▶ [DATASET ROWS]

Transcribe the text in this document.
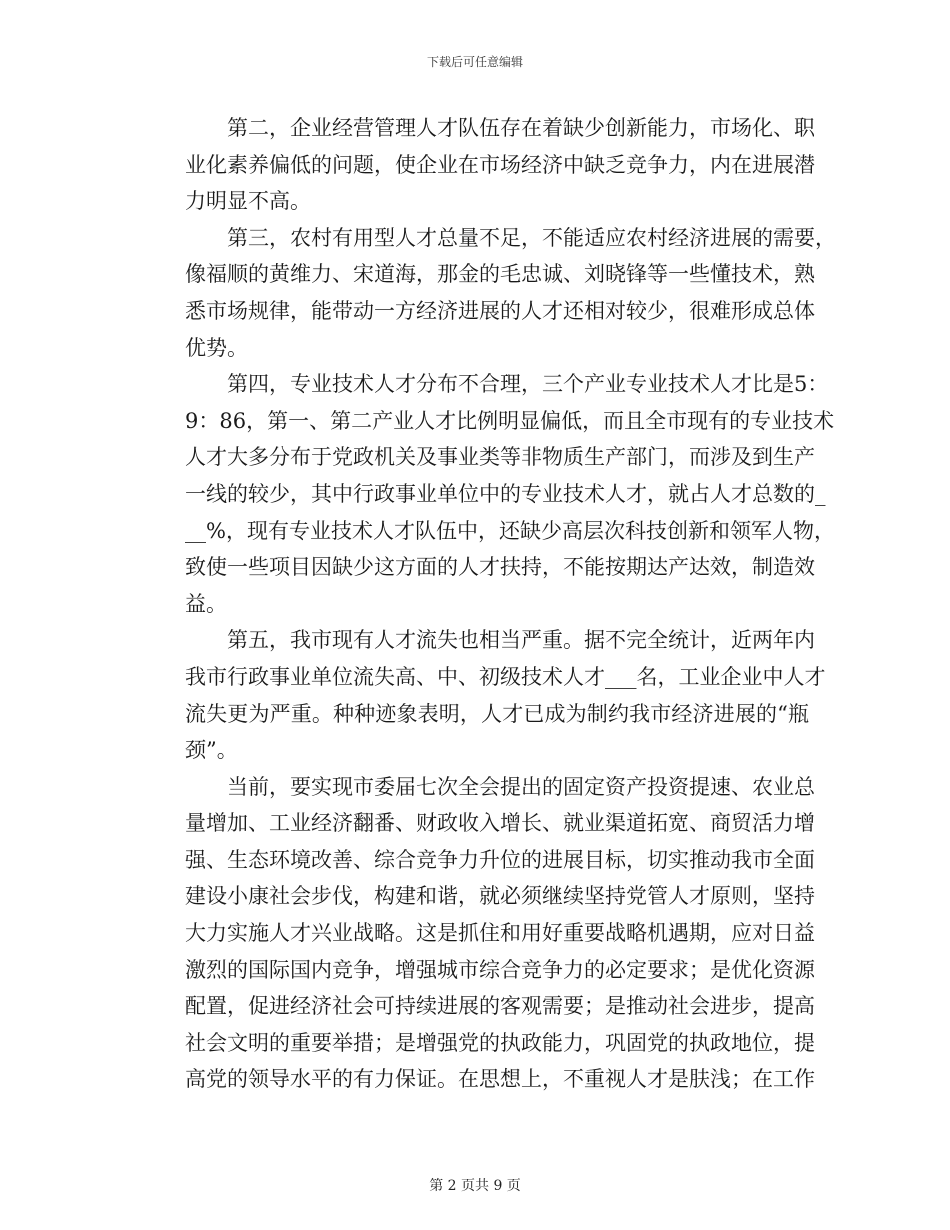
下载后可任意编辑

第二，企业经营管理人才队伍存在着缺少创新能力，市场化、职
业化素养偏低的问题，使企业在市场经济中缺乏竞争力，内在进展潜
力明显不高。

第三，农村有用型人才总量不足，不能适应农村经济进展的需要，
像福顺的黄维力、宋道海，那金的毛忠诚、刘晓锋等一些懂技术，熟
悉市场规律，能带动一方经济进展的人才还相对较少，很难形成总体
优势。

第四，专业技术人才分布不合理，三个产业专业技术人才比是5：
9：86，第一、第二产业人才比例明显偏低，而且全市现有的专业技术
人才大多分布于党政机关及事业类等非物质生产部门，而涉及到生产
一线的较少，其中行政事业单位中的专业技术人才，就占人才总数的_
__%，现有专业技术人才队伍中，还缺少高层次科技创新和领军人物，
致使一些项目因缺少这方面的人才扶持，不能按期达产达效，制造效
益。

第五，我市现有人才流失也相当严重。据不完全统计，近两年内
我市行政事业单位流失高、中、初级技术人才___名，工业企业中人才
流失更为严重。种种迹象表明，人才已成为制约我市经济进展的“瓶
颈”。

当前，要实现市委届七次全会提出的固定资产投资提速、农业总
量增加、工业经济翻番、财政收入增长、就业渠道拓宽、商贸活力增
强、生态环境改善、综合竞争力升位的进展目标，切实推动我市全面
建设小康社会步伐，构建和谐，就必须继续坚持党管人才原则，坚持
大力实施人才兴业战略。这是抓住和用好重要战略机遇期，应对日益
激烈的国际国内竞争，增强城市综合竞争力的必定要求；是优化资源
配置，促进经济社会可持续进展的客观需要；是推动社会进步，提高
社会文明的重要举措；是增强党的执政能力，巩固党的执政地位，提
高党的领导水平的有力保证。在思想上，不重视人才是肤浅；在工作

第 2 页共 9 页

▶ [WORK TO COMPLETE] Output the entries above exactly. Drop the pictures.

▶ [RESPONSE TO THE TASK]
Transcribe the text in this document.
下载后可任意编辑

第二，企业经营管理人才队伍存在着缺少创新能力，市场化、职
业化素养偏低的问题，使企业在市场经济中缺乏竞争力，内在进展潜
力明显不高。

第三，农村有用型人才总量不足，不能适应农村经济进展的需要，
像福顺的黄维力、宋道海，那金的毛忠诚、刘晓锋等一些懂技术，熟
悉市场规律，能带动一方经济进展的人才还相对较少，很难形成总体
优势。

第四，专业技术人才分布不合理，三个产业专业技术人才比是5：
9：86，第一、第二产业人才比例明显偏低，而且全市现有的专业技术
人才大多分布于党政机关及事业类等非物质生产部门，而涉及到生产
一线的较少，其中行政事业单位中的专业技术人才，就占人才总数的_
__%，现有专业技术人才队伍中，还缺少高层次科技创新和领军人物，
致使一些项目因缺少这方面的人才扶持，不能按期达产达效，制造效
益。

第五，我市现有人才流失也相当严重。据不完全统计，近两年内
我市行政事业单位流失高、中、初级技术人才___名，工业企业中人才
流失更为严重。种种迹象表明，人才已成为制约我市经济进展的“瓶
颈”。

当前，要实现市委届七次全会提出的固定资产投资提速、农业总
量增加、工业经济翻番、财政收入增长、就业渠道拓宽、商贸活力增
强、生态环境改善、综合竞争力升位的进展目标，切实推动我市全面
建设小康社会步伐，构建和谐，就必须继续坚持党管人才原则，坚持
大力实施人才兴业战略。这是抓住和用好重要战略机遇期，应对日益
激烈的国际国内竞争，增强城市综合竞争力的必定要求；是优化资源
配置，促进经济社会可持续进展的客观需要；是推动社会进步，提高
社会文明的重要举措；是增强党的执政能力，巩固党的执政地位，提
高党的领导水平的有力保证。在思想上，不重视人才是肤浅；在工作

第 2 页共 9 页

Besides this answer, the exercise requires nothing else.